> **The request**: State only how many lines below include the string "will".

> **Recorded data**:
(begin)

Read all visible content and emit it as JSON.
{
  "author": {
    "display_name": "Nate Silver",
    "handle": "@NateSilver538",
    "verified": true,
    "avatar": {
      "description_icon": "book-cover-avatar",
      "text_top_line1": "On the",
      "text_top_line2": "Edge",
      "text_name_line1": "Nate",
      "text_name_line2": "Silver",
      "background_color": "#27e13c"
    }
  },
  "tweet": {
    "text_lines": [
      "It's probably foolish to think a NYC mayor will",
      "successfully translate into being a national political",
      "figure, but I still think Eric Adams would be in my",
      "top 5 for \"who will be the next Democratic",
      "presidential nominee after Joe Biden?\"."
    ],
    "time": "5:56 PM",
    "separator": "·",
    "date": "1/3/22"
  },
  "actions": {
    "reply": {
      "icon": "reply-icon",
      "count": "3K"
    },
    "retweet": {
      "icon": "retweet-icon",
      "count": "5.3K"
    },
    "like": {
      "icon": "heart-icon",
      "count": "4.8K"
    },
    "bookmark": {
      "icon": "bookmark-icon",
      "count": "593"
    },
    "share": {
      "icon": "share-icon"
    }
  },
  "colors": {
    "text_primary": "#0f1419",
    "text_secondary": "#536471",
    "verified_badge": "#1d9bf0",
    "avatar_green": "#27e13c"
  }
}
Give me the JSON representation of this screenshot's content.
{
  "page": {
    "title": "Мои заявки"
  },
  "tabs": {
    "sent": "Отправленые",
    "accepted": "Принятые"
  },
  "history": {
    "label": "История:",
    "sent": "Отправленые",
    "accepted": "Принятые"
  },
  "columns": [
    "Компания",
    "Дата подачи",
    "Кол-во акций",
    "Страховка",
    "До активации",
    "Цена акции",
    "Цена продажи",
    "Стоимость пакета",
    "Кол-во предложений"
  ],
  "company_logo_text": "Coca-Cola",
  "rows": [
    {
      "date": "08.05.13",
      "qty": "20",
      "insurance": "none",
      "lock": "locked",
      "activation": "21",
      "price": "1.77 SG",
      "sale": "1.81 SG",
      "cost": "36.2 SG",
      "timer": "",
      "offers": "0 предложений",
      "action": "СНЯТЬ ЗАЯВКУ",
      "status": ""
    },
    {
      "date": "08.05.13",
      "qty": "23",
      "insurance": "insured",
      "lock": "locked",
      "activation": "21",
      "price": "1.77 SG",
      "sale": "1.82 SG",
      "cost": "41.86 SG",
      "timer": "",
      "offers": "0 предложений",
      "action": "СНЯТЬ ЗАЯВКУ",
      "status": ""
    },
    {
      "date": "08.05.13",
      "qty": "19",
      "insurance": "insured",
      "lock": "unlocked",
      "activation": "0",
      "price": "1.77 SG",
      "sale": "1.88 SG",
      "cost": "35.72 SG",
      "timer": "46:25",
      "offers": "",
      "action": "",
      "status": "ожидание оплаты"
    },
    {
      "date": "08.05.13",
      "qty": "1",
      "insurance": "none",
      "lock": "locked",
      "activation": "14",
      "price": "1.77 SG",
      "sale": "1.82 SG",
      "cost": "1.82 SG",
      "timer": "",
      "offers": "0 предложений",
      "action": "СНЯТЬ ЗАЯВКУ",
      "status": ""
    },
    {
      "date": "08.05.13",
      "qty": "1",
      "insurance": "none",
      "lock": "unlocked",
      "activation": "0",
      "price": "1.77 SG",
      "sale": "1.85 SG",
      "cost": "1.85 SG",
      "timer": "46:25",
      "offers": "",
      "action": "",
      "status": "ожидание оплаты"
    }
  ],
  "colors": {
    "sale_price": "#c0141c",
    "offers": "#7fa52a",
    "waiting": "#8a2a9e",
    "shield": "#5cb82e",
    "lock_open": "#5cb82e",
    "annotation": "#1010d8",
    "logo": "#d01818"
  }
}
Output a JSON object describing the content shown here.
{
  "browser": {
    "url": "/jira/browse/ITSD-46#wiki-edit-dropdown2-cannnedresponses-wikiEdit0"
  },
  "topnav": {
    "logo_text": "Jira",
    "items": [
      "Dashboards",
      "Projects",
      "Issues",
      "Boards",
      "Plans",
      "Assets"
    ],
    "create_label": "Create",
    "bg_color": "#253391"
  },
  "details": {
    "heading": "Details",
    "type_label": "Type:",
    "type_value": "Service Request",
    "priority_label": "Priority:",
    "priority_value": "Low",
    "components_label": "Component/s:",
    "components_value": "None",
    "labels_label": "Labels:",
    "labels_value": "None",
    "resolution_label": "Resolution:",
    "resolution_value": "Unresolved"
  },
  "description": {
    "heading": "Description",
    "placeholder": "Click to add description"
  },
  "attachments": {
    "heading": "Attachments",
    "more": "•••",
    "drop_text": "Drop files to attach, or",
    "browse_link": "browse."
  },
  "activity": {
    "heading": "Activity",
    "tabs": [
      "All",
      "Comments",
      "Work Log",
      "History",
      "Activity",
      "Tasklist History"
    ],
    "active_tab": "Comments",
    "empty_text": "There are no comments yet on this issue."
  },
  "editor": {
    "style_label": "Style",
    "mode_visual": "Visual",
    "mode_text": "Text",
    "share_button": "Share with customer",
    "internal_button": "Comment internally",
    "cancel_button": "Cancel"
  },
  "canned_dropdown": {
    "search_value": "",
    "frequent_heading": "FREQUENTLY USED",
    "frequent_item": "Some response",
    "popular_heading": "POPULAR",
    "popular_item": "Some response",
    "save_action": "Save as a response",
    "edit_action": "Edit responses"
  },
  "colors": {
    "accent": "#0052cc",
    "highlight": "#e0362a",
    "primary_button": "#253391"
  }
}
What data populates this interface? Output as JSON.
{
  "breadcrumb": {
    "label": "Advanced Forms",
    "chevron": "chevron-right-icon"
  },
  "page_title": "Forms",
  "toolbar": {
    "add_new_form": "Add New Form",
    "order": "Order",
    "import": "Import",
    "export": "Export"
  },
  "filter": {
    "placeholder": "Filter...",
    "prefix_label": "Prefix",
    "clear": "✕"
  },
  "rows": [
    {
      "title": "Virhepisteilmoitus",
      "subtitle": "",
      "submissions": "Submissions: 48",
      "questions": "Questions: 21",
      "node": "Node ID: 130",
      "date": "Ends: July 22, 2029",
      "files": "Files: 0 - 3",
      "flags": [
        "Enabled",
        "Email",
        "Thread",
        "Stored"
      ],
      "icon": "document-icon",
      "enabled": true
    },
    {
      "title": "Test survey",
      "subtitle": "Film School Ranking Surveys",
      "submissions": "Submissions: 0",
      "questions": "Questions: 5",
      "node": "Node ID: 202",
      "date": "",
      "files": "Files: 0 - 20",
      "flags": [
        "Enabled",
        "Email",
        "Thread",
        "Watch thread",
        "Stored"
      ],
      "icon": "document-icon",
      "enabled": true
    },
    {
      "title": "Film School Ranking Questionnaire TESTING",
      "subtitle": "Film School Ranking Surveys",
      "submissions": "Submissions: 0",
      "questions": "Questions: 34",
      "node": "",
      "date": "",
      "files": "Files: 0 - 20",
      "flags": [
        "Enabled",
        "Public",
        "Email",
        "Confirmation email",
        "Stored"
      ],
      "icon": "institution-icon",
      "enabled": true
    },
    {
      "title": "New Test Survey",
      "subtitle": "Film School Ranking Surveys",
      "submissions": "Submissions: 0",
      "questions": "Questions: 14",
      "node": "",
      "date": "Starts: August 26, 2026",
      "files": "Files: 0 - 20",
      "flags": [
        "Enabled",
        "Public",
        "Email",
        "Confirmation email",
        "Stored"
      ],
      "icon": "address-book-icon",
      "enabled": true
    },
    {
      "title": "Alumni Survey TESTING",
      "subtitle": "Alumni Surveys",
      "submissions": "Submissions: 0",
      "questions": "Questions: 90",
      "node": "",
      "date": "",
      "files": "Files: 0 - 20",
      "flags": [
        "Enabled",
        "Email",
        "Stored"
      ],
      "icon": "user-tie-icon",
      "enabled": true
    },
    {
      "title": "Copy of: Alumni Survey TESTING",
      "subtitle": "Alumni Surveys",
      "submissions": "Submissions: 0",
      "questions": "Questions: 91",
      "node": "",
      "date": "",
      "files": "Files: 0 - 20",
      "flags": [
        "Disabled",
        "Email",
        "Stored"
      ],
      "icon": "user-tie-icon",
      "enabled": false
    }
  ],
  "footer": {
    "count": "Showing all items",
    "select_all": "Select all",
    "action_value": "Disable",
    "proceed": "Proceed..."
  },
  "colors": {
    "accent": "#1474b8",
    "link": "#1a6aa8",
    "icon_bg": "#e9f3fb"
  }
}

(end)

> **Output below**: 2